To do => Report how many lines hold the word "text"; give nothing but the number.

Records provided =>
┄┄┄┄┄┄┄┄┄┄┄┄┄┄┄┄┄┄┄┄
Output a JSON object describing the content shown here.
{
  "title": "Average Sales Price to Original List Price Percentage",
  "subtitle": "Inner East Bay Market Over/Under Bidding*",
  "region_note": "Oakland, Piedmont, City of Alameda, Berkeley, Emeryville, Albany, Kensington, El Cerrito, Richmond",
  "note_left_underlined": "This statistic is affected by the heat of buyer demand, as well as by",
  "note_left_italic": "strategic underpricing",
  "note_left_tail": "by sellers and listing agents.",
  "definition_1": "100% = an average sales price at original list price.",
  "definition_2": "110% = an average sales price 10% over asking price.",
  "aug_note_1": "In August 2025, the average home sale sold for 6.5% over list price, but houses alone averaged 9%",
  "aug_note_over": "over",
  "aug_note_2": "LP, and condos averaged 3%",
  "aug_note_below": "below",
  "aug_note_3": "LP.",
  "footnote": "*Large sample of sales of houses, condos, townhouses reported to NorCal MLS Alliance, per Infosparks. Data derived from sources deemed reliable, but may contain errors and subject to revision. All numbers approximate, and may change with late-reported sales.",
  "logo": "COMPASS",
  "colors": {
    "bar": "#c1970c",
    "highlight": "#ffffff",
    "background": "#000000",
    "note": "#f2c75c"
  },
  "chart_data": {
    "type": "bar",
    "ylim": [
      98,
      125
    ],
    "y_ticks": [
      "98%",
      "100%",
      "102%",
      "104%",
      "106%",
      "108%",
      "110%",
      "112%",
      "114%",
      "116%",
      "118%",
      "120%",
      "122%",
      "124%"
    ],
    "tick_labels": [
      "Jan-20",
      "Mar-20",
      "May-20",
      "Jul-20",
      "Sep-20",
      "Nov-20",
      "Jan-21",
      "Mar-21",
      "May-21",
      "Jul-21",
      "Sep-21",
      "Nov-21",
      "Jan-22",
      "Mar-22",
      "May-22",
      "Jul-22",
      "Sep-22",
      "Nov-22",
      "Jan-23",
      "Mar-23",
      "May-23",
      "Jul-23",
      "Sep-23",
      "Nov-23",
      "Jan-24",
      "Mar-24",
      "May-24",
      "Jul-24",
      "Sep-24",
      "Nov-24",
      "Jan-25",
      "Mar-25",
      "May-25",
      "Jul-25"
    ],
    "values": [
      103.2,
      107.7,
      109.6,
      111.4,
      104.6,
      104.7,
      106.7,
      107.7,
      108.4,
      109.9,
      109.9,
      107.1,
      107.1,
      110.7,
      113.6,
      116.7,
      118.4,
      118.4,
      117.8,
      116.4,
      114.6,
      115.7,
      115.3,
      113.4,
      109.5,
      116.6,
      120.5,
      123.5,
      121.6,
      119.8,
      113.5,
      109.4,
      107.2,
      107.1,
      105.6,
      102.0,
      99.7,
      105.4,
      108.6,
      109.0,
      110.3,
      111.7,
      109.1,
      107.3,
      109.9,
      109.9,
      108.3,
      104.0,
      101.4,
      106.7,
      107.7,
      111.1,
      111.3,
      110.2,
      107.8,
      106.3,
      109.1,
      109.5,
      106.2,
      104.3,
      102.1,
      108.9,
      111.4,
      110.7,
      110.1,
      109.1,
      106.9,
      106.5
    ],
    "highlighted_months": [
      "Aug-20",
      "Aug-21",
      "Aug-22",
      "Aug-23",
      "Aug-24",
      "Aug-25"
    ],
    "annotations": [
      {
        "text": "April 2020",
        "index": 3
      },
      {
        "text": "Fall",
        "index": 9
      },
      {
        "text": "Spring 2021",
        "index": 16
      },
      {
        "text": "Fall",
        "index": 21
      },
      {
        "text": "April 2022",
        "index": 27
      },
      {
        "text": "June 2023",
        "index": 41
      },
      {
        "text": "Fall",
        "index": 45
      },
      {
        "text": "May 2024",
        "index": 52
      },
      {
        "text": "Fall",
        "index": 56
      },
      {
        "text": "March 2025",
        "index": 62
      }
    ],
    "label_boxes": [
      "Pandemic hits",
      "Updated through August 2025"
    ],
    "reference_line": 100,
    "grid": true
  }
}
┄┄┄┄┄┄┄┄┄┄┄┄┄┄┄┄┄┄┄┄
Solution to the problem => 10